JK: The main thing we’re waiting for there is the environmental permit. A New Zealand partner could put up as much as $25M for a minority percentage. Once Northcliff has this permit, a funding arrangement may emerge to put this into production. It could also be bought by a major, something the management group Hunter Dickinson group has orchestrated before.
TMR: Do you put scandium in the strategic metals category as well?
JK: If there was one metal left to have a big manic boom that envelopes both explorers and developers, it is scandium. It’s sometimes classified as an RE, but it’s really in a separate class as a light transition metal. What it does well is marry with aluminum to create an aluminum-scandium alloy that has a higher melt point than aluminum, is corrosion resistant, is more conductive, is stronger, and allows a weld joint as strong as the material itself. These qualities make aluminum-scandium alloy an important metal of a future where energy costs are higher and the goal is to push materials to achieve much greater energy savings.

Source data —
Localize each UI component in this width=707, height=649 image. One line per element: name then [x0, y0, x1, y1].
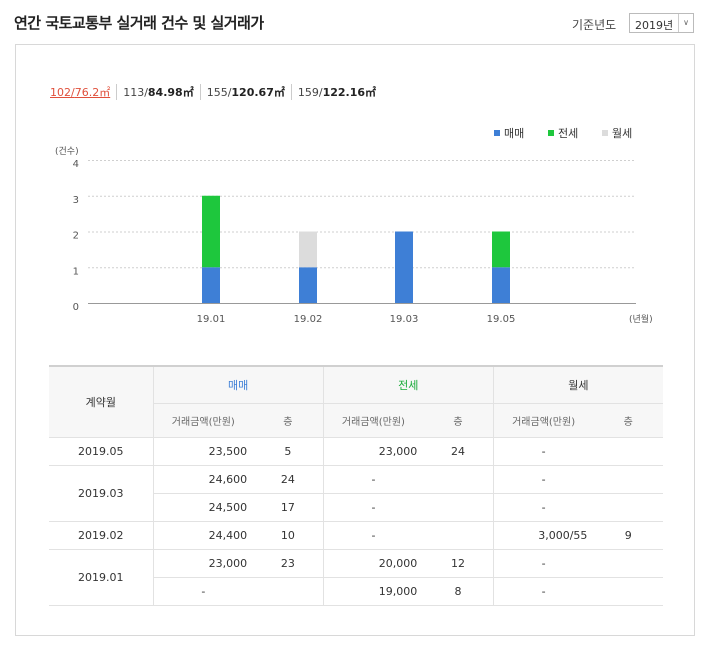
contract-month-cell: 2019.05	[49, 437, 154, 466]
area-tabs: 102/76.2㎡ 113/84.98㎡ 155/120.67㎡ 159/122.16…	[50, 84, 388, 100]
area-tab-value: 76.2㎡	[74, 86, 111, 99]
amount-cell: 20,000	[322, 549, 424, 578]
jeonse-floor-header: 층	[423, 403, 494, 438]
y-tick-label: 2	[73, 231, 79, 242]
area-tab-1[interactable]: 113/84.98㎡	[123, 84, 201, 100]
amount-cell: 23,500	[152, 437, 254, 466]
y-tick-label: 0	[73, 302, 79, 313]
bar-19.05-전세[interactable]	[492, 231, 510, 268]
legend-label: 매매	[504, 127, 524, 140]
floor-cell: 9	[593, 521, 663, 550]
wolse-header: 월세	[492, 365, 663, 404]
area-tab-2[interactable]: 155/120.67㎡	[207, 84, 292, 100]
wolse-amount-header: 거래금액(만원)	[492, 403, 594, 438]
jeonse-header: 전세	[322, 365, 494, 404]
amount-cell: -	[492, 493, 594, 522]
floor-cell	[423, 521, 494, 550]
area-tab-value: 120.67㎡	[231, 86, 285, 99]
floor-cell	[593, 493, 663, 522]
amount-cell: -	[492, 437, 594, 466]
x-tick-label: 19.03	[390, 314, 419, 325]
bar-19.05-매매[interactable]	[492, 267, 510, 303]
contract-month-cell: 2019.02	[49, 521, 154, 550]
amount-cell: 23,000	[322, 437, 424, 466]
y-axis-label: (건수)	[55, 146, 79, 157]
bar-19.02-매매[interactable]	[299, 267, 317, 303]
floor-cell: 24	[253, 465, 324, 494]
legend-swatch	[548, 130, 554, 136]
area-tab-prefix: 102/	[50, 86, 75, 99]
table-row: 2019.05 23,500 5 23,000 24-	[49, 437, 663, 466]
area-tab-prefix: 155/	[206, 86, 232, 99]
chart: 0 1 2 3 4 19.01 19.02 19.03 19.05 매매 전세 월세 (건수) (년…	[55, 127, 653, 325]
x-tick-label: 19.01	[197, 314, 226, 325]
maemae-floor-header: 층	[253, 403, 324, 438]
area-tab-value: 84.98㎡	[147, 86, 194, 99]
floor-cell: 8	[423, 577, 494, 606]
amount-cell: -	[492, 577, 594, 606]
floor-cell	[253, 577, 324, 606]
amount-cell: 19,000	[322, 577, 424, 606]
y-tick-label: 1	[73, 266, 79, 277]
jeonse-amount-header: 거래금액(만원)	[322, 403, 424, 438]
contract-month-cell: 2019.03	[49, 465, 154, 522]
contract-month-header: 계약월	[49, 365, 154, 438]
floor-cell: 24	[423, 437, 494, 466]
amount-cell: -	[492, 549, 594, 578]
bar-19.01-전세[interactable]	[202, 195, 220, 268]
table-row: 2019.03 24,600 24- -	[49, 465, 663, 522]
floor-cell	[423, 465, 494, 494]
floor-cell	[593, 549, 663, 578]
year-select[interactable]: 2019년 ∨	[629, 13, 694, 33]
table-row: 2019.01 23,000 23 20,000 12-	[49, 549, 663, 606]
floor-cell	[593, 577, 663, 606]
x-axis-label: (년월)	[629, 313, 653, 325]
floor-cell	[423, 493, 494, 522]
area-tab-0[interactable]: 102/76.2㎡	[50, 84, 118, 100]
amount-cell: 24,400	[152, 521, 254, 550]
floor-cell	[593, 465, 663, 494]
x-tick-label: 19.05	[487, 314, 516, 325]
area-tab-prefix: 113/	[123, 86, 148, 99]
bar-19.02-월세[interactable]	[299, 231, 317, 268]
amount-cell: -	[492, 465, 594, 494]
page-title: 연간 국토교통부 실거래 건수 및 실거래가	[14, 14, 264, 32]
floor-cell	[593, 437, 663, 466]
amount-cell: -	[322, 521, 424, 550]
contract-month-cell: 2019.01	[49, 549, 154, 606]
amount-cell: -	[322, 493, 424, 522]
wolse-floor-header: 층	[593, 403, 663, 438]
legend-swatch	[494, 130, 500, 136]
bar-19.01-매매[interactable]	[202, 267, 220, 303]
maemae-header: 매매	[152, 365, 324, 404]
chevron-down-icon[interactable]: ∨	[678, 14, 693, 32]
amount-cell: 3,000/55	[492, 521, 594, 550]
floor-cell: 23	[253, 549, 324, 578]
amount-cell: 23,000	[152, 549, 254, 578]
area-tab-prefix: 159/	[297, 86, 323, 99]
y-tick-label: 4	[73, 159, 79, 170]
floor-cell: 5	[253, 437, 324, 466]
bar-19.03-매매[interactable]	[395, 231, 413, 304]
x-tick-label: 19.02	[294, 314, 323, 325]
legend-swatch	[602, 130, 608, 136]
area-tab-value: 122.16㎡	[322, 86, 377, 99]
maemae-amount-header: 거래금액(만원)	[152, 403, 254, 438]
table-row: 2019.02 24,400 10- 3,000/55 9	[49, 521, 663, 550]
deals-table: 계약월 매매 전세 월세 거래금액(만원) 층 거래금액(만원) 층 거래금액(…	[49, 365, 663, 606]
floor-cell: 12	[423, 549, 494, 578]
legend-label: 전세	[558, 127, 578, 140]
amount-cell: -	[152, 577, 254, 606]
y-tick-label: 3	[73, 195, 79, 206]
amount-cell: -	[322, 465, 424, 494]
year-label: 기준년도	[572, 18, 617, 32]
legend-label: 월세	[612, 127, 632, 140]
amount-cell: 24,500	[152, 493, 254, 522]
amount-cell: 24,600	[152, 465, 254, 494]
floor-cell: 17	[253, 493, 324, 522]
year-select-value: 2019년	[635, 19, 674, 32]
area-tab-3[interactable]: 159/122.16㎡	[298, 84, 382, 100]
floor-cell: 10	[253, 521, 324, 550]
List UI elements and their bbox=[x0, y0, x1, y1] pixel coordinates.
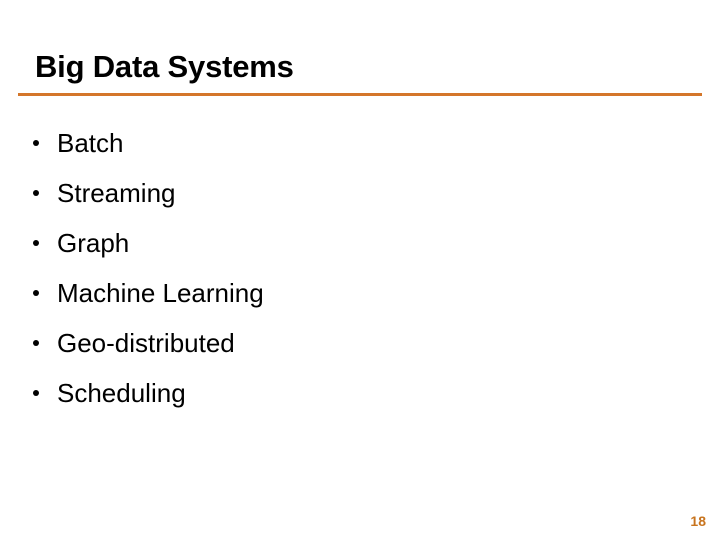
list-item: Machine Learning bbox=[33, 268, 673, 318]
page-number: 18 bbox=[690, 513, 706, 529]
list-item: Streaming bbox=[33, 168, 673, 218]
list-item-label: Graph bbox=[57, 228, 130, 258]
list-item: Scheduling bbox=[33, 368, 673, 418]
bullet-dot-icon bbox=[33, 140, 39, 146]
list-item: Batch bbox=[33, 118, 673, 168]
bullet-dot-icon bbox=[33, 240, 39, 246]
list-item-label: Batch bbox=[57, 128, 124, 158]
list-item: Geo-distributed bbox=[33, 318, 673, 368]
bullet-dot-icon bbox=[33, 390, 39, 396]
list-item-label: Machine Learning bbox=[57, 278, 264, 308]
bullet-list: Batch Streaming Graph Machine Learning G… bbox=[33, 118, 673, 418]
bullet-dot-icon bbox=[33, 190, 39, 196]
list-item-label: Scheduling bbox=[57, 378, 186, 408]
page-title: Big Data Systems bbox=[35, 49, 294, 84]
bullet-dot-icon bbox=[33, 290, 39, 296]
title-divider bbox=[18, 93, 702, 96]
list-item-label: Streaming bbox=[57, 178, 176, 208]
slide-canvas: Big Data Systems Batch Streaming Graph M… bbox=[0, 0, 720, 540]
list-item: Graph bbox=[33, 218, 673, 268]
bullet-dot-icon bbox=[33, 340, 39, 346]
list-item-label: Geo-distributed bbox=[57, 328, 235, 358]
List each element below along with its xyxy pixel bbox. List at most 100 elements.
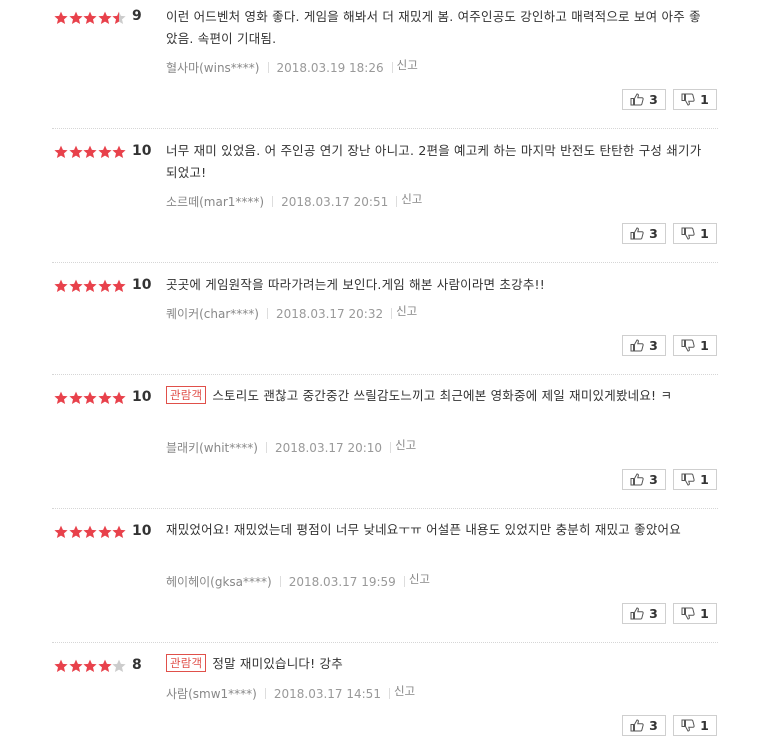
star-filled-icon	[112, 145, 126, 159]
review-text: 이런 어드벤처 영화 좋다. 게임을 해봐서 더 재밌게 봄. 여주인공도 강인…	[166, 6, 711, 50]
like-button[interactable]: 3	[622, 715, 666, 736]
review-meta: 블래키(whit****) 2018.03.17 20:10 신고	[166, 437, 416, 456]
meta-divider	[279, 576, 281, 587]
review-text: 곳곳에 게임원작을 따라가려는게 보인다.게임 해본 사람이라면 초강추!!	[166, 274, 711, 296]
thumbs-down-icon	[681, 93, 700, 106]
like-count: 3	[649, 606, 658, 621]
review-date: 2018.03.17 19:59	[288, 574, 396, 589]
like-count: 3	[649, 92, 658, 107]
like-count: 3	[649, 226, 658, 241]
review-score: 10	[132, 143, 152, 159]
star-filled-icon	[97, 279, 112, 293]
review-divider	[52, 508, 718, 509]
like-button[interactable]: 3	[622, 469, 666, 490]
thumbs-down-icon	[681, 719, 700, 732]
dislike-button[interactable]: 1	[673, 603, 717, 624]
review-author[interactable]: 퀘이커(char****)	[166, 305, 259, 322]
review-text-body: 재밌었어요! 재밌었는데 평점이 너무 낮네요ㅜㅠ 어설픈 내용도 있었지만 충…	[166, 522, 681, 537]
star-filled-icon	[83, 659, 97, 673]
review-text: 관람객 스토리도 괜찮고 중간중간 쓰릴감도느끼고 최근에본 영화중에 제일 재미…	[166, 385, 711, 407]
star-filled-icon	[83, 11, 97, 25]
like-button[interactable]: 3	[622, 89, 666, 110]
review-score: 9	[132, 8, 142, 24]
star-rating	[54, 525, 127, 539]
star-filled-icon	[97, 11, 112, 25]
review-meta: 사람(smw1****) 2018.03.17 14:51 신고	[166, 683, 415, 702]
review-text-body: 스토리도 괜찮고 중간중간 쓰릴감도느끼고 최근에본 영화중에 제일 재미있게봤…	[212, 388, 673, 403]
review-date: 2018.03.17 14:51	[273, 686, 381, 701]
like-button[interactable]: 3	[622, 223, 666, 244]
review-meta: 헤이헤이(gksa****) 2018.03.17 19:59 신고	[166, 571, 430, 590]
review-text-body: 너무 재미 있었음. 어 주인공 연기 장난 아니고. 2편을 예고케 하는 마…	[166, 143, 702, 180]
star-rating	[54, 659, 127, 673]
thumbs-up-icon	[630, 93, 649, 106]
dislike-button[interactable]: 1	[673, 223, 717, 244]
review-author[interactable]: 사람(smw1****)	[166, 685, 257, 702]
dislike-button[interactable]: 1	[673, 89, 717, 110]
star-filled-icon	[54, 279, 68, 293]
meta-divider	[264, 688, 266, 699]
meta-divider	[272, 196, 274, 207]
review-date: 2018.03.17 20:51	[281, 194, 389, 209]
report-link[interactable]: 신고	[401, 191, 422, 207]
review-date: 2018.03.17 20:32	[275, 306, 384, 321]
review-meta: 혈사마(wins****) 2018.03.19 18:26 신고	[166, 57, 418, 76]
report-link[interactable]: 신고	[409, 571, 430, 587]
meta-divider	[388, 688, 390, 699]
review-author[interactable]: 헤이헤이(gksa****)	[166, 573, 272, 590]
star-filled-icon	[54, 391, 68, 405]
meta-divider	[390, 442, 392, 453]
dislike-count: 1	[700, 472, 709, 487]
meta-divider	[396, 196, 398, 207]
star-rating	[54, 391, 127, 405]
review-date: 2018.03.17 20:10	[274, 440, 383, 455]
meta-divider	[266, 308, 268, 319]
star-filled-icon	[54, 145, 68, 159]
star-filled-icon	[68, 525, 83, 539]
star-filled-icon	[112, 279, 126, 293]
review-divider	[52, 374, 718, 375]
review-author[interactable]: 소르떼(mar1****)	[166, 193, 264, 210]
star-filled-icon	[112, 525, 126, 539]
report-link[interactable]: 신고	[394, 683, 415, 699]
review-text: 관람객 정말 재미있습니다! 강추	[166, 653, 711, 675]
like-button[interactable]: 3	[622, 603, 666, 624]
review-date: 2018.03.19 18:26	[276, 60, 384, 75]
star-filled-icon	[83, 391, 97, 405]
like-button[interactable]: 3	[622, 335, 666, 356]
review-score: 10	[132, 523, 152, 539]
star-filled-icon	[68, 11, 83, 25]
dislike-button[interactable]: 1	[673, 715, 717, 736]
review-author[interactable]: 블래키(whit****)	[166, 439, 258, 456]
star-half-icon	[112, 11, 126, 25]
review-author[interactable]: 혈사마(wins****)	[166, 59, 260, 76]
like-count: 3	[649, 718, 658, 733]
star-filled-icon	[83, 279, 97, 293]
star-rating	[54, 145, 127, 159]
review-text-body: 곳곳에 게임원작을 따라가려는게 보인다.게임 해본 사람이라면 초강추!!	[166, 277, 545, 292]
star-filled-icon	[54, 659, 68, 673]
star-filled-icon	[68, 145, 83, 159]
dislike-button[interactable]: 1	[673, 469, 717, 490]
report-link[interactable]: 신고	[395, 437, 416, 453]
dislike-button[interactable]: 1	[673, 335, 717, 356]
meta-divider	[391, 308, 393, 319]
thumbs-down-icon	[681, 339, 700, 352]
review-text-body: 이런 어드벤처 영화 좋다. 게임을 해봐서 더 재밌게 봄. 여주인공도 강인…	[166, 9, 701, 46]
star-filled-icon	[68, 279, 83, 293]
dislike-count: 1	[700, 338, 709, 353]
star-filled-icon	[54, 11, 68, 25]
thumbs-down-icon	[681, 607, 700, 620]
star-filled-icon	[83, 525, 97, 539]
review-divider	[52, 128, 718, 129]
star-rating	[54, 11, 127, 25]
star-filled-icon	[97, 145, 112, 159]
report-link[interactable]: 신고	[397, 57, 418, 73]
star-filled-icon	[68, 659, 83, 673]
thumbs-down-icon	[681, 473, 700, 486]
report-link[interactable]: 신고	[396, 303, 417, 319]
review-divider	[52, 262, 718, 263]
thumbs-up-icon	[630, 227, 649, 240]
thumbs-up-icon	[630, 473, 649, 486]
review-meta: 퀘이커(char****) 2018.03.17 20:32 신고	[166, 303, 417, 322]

Set problem —
Reproduce the interview excerpt on scandium and the environmental permit in full, word for word. The listing is not required for this work.

Problem solution —
JK: The main thing we’re waiting for there is the environmental permit. A New Zealand partner could put up as much as $25M for a minority percentage. Once Northcliff has this permit, a funding arrangement may emerge to put this into production. It could also be bought by a major, something the management group Hunter Dickinson group has orchestrated before.
TMR: Do you put scandium in the strategic metals category as well?
JK: If there was one metal left to have a big manic boom that envelopes both explorers and developers, it is scandium. It’s sometimes classified as an RE, but it’s really in a separate class as a light transition metal. What it does well is marry with aluminum to create an aluminum-scandium alloy that has a higher melt point than aluminum, is corrosion resistant, is more conductive, is stronger, and allows a weld joint as strong as the material itself. These qualities make aluminum-scandium alloy an important metal of a future where energy costs are higher and the goal is to push materials to achieve much greater energy savings.